■ **DIRECTIONS**
What follows is a listing. Return every line of it exactly.

Data records
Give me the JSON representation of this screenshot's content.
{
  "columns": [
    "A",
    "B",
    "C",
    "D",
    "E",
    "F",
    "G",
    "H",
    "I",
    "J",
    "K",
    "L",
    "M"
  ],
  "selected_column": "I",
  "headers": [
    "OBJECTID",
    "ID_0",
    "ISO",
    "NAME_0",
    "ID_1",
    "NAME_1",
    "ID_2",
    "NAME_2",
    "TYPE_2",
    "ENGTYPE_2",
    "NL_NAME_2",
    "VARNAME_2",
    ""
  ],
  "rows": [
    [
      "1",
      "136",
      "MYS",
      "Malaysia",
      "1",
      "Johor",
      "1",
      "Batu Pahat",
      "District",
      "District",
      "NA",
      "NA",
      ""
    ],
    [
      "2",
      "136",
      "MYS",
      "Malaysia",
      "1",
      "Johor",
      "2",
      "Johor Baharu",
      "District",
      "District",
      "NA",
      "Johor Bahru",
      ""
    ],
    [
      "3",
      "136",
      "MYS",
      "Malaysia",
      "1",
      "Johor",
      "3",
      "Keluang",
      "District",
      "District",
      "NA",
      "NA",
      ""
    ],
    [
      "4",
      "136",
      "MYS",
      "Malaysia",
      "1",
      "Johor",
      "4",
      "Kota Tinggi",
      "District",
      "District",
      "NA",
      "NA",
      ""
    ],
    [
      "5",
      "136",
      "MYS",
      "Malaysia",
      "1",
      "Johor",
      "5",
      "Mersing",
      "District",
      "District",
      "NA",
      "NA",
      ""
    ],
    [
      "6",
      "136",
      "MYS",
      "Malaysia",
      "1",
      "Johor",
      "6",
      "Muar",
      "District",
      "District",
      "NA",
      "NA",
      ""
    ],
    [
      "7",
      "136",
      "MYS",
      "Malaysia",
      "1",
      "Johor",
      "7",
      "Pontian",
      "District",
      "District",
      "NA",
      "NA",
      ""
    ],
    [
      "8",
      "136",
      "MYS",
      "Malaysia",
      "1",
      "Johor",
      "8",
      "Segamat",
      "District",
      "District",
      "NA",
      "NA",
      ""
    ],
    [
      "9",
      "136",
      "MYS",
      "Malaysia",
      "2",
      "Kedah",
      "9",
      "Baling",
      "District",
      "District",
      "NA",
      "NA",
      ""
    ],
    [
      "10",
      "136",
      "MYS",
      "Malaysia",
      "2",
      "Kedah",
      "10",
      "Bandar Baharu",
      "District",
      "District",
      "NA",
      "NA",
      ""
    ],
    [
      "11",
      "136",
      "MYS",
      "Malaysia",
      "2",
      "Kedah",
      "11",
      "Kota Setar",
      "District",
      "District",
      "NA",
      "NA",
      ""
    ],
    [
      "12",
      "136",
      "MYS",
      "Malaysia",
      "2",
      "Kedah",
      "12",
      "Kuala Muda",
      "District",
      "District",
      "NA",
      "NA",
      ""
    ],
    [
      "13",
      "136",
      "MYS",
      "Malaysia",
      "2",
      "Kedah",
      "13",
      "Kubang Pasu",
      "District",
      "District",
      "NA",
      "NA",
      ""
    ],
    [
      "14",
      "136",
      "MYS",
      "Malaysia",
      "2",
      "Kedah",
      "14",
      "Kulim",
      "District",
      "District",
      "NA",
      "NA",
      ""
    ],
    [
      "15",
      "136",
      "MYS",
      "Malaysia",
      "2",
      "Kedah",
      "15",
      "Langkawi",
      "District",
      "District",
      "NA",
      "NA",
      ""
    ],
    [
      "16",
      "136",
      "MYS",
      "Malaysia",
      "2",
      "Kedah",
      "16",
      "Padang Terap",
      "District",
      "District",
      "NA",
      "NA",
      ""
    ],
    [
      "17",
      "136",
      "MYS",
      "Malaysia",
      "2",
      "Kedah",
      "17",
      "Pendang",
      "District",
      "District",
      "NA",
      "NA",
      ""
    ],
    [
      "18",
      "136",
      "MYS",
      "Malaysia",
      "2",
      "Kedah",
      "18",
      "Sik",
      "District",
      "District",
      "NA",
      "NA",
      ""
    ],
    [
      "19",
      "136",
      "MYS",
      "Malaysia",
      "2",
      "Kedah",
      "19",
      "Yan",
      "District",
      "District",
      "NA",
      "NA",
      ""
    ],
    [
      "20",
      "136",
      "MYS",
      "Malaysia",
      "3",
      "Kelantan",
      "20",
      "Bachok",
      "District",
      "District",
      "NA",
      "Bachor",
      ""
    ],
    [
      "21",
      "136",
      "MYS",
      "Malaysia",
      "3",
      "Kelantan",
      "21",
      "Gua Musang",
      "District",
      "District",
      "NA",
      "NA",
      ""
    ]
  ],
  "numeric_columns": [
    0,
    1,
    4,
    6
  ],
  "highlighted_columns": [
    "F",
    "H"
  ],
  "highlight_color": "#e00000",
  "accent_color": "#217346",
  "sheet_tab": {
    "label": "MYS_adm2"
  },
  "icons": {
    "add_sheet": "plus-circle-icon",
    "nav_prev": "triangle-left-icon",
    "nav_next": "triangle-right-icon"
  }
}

■ **RESPONSE TO THE EXERCISE**
Give me the JSON representation of this screenshot's content.
{
  "columns": [
    "A",
    "B",
    "C",
    "D",
    "E",
    "F",
    "G",
    "H",
    "I",
    "J",
    "K",
    "L",
    "M"
  ],
  "selected_column": "I",
  "headers": [
    "OBJECTID",
    "ID_0",
    "ISO",
    "NAME_0",
    "ID_1",
    "NAME_1",
    "ID_2",
    "NAME_2",
    "TYPE_2",
    "ENGTYPE_2",
    "NL_NAME_2",
    "VARNAME_2",
    ""
  ],
  "rows": [
    [
      "1",
      "136",
      "MYS",
      "Malaysia",
      "1",
      "Johor",
      "1",
      "Batu Pahat",
      "District",
      "District",
      "NA",
      "NA",
      ""
    ],
    [
      "2",
      "136",
      "MYS",
      "Malaysia",
      "1",
      "Johor",
      "2",
      "Johor Baharu",
      "District",
      "District",
      "NA",
      "Johor Bahru",
      ""
    ],
    [
      "3",
      "136",
      "MYS",
      "Malaysia",
      "1",
      "Johor",
      "3",
      "Keluang",
      "District",
      "District",
      "NA",
      "NA",
      ""
    ],
    [
      "4",
      "136",
      "MYS",
      "Malaysia",
      "1",
      "Johor",
      "4",
      "Kota Tinggi",
      "District",
      "District",
      "NA",
      "NA",
      ""
    ],
    [
      "5",
      "136",
      "MYS",
      "Malaysia",
      "1",
      "Johor",
      "5",
      "Mersing",
      "District",
      "District",
      "NA",
      "NA",
      ""
    ],
    [
      "6",
      "136",
      "MYS",
      "Malaysia",
      "1",
      "Johor",
      "6",
      "Muar",
      "District",
      "District",
      "NA",
      "NA",
      ""
    ],
    [
      "7",
      "136",
      "MYS",
      "Malaysia",
      "1",
      "Johor",
      "7",
      "Pontian",
      "District",
      "District",
      "NA",
      "NA",
      ""
    ],
    [
      "8",
      "136",
      "MYS",
      "Malaysia",
      "1",
      "Johor",
      "8",
      "Segamat",
      "District",
      "District",
      "NA",
      "NA",
      ""
    ],
    [
      "9",
      "136",
      "MYS",
      "Malaysia",
      "2",
      "Kedah",
      "9",
      "Baling",
      "District",
      "District",
      "NA",
      "NA",
      ""
    ],
    [
      "10",
      "136",
      "MYS",
      "Malaysia",
      "2",
      "Kedah",
      "10",
      "Bandar Baharu",
      "District",
      "District",
      "NA",
      "NA",
      ""
    ],
    [
      "11",
      "136",
      "MYS",
      "Malaysia",
      "2",
      "Kedah",
      "11",
      "Kota Setar",
      "District",
      "District",
      "NA",
      "NA",
      ""
    ],
    [
      "12",
      "136",
      "MYS",
      "Malaysia",
      "2",
      "Kedah",
      "12",
      "Kuala Muda",
      "District",
      "District",
      "NA",
      "NA",
      ""
    ],
    [
      "13",
      "136",
      "MYS",
      "Malaysia",
      "2",
      "Kedah",
      "13",
      "Kubang Pasu",
      "District",
      "District",
      "NA",
      "NA",
      ""
    ],
    [
      "14",
      "136",
      "MYS",
      "Malaysia",
      "2",
      "Kedah",
      "14",
      "Kulim",
      "District",
      "District",
      "NA",
      "NA",
      ""
    ],
    [
      "15",
      "136",
      "MYS",
      "Malaysia",
      "2",
      "Kedah",
      "15",
      "Langkawi",
      "District",
      "District",
      "NA",
      "NA",
      ""
    ],
    [
      "16",
      "136",
      "MYS",
      "Malaysia",
      "2",
      "Kedah",
      "16",
      "Padang Terap",
      "District",
      "District",
      "NA",
      "NA",
      ""
    ],
    [
      "17",
      "136",
      "MYS",
      "Malaysia",
      "2",
      "Kedah",
      "17",
      "Pendang",
      "District",
      "District",
      "NA",
      "NA",
      ""
    ],
    [
      "18",
      "136",
      "MYS",
      "Malaysia",
      "2",
      "Kedah",
      "18",
      "Sik",
      "District",
      "District",
      "NA",
      "NA",
      ""
    ],
    [
      "19",
      "136",
      "MYS",
      "Malaysia",
      "2",
      "Kedah",
      "19",
      "Yan",
      "District",
      "District",
      "NA",
      "NA",
      ""
    ],
    [
      "20",
      "136",
      "MYS",
      "Malaysia",
      "3",
      "Kelantan",
      "20",
      "Bachok",
      "District",
      "District",
      "NA",
      "Bachor",
      ""
    ],
    [
      "21",
      "136",
      "MYS",
      "Malaysia",
      "3",
      "Kelantan",
      "21",
      "Gua Musang",
      "District",
      "District",
      "NA",
      "NA",
      ""
    ]
  ],
  "numeric_columns": [
    0,
    1,
    4,
    6
  ],
  "highlighted_columns": [
    "F",
    "H"
  ],
  "highlight_color": "#e00000",
  "accent_color": "#217346",
  "sheet_tab": {
    "label": "MYS_adm2"
  },
  "icons": {
    "add_sheet": "plus-circle-icon",
    "nav_prev": "triangle-left-icon",
    "nav_next": "triangle-right-icon"
  }
}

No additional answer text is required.